Direction: Write the listing out again, all of it, word for word.

[Stored data entries]
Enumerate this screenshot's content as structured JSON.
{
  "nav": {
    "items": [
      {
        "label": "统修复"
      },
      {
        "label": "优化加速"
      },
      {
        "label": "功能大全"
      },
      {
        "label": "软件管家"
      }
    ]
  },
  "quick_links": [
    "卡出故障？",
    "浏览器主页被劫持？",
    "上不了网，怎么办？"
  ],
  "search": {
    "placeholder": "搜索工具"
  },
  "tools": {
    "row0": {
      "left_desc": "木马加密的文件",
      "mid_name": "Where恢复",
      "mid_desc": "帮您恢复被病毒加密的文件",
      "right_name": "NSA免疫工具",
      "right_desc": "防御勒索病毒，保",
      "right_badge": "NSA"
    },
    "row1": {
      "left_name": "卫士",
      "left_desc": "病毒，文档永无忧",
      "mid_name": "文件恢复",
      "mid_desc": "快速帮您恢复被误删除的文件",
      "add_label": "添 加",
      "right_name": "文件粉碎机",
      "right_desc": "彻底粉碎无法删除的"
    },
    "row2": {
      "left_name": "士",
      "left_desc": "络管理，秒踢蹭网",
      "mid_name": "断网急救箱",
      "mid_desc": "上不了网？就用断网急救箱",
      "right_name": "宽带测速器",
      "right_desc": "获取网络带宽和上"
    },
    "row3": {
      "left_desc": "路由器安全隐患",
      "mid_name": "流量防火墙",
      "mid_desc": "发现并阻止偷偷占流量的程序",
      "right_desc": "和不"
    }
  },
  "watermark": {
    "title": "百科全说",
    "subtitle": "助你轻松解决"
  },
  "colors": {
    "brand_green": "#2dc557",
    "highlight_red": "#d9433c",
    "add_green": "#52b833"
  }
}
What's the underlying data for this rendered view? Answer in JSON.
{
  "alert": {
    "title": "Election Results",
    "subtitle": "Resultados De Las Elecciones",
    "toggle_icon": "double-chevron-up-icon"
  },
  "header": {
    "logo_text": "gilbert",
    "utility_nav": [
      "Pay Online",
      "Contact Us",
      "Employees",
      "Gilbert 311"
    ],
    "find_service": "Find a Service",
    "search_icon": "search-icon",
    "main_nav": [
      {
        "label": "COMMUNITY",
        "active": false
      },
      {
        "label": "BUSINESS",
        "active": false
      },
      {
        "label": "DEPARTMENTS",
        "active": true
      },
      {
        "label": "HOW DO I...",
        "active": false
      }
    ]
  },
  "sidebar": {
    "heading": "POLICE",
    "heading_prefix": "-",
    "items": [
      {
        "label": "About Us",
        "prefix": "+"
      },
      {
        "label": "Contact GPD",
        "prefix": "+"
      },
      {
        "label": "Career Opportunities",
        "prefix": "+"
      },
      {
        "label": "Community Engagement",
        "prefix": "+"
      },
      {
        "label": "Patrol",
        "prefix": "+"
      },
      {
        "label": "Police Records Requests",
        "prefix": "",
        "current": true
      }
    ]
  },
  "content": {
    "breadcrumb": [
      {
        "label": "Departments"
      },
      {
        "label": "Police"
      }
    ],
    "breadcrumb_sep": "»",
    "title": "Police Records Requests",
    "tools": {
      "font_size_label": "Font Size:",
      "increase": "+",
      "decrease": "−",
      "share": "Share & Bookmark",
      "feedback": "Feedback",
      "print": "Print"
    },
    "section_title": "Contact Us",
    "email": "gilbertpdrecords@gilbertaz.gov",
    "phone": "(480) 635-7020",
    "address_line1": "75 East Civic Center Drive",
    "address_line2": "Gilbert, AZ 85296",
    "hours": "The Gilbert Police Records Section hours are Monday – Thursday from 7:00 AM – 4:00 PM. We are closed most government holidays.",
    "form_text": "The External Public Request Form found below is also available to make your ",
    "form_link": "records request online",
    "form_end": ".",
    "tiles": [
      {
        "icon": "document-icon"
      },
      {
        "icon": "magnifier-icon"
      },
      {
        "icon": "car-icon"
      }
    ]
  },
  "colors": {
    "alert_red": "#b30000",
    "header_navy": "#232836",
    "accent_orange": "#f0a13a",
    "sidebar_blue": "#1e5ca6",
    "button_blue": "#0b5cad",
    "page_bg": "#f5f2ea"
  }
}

Full solution:
Enumerate this screenshot's content as structured JSON.
{
  "nav": {
    "items": [
      {
        "label": "统修复"
      },
      {
        "label": "优化加速"
      },
      {
        "label": "功能大全"
      },
      {
        "label": "软件管家"
      }
    ]
  },
  "quick_links": [
    "卡出故障？",
    "浏览器主页被劫持？",
    "上不了网，怎么办？"
  ],
  "search": {
    "placeholder": "搜索工具"
  },
  "tools": {
    "row0": {
      "left_desc": "木马加密的文件",
      "mid_name": "Where恢复",
      "mid_desc": "帮您恢复被病毒加密的文件",
      "right_name": "NSA免疫工具",
      "right_desc": "防御勒索病毒，保",
      "right_badge": "NSA"
    },
    "row1": {
      "left_name": "卫士",
      "left_desc": "病毒，文档永无忧",
      "mid_name": "文件恢复",
      "mid_desc": "快速帮您恢复被误删除的文件",
      "add_label": "添 加",
      "right_name": "文件粉碎机",
      "right_desc": "彻底粉碎无法删除的"
    },
    "row2": {
      "left_name": "士",
      "left_desc": "络管理，秒踢蹭网",
      "mid_name": "断网急救箱",
      "mid_desc": "上不了网？就用断网急救箱",
      "right_name": "宽带测速器",
      "right_desc": "获取网络带宽和上"
    },
    "row3": {
      "left_desc": "路由器安全隐患",
      "mid_name": "流量防火墙",
      "mid_desc": "发现并阻止偷偷占流量的程序",
      "right_desc": "和不"
    }
  },
  "watermark": {
    "title": "百科全说",
    "subtitle": "助你轻松解决"
  },
  "colors": {
    "brand_green": "#2dc557",
    "highlight_red": "#d9433c",
    "add_green": "#52b833"
  }
}
What's the underlying data for this rendered view? Answer in JSON.
{
  "alert": {
    "title": "Election Results",
    "subtitle": "Resultados De Las Elecciones",
    "toggle_icon": "double-chevron-up-icon"
  },
  "header": {
    "logo_text": "gilbert",
    "utility_nav": [
      "Pay Online",
      "Contact Us",
      "Employees",
      "Gilbert 311"
    ],
    "find_service": "Find a Service",
    "search_icon": "search-icon",
    "main_nav": [
      {
        "label": "COMMUNITY",
        "active": false
      },
      {
        "label": "BUSINESS",
        "active": false
      },
      {
        "label": "DEPARTMENTS",
        "active": true
      },
      {
        "label": "HOW DO I...",
        "active": false
      }
    ]
  },
  "sidebar": {
    "heading": "POLICE",
    "heading_prefix": "-",
    "items": [
      {
        "label": "About Us",
        "prefix": "+"
      },
      {
        "label": "Contact GPD",
        "prefix": "+"
      },
      {
        "label": "Career Opportunities",
        "prefix": "+"
      },
      {
        "label": "Community Engagement",
        "prefix": "+"
      },
      {
        "label": "Patrol",
        "prefix": "+"
      },
      {
        "label": "Police Records Requests",
        "prefix": "",
        "current": true
      }
    ]
  },
  "content": {
    "breadcrumb": [
      {
        "label": "Departments"
      },
      {
        "label": "Police"
      }
    ],
    "breadcrumb_sep": "»",
    "title": "Police Records Requests",
    "tools": {
      "font_size_label": "Font Size:",
      "increase": "+",
      "decrease": "−",
      "share": "Share & Bookmark",
      "feedback": "Feedback",
      "print": "Print"
    },
    "section_title": "Contact Us",
    "email": "gilbertpdrecords@gilbertaz.gov",
    "phone": "(480) 635-7020",
    "address_line1": "75 East Civic Center Drive",
    "address_line2": "Gilbert, AZ 85296",
    "hours": "The Gilbert Police Records Section hours are Monday – Thursday from 7:00 AM – 4:00 PM. We are closed most government holidays.",
    "form_text": "The External Public Request Form found below is also available to make your ",
    "form_link": "records request online",
    "form_end": ".",
    "tiles": [
      {
        "icon": "document-icon"
      },
      {
        "icon": "magnifier-icon"
      },
      {
        "icon": "car-icon"
      }
    ]
  },
  "colors": {
    "alert_red": "#b30000",
    "header_navy": "#232836",
    "accent_orange": "#f0a13a",
    "sidebar_blue": "#1e5ca6",
    "button_blue": "#0b5cad",
    "page_bg": "#f5f2ea"
  }
}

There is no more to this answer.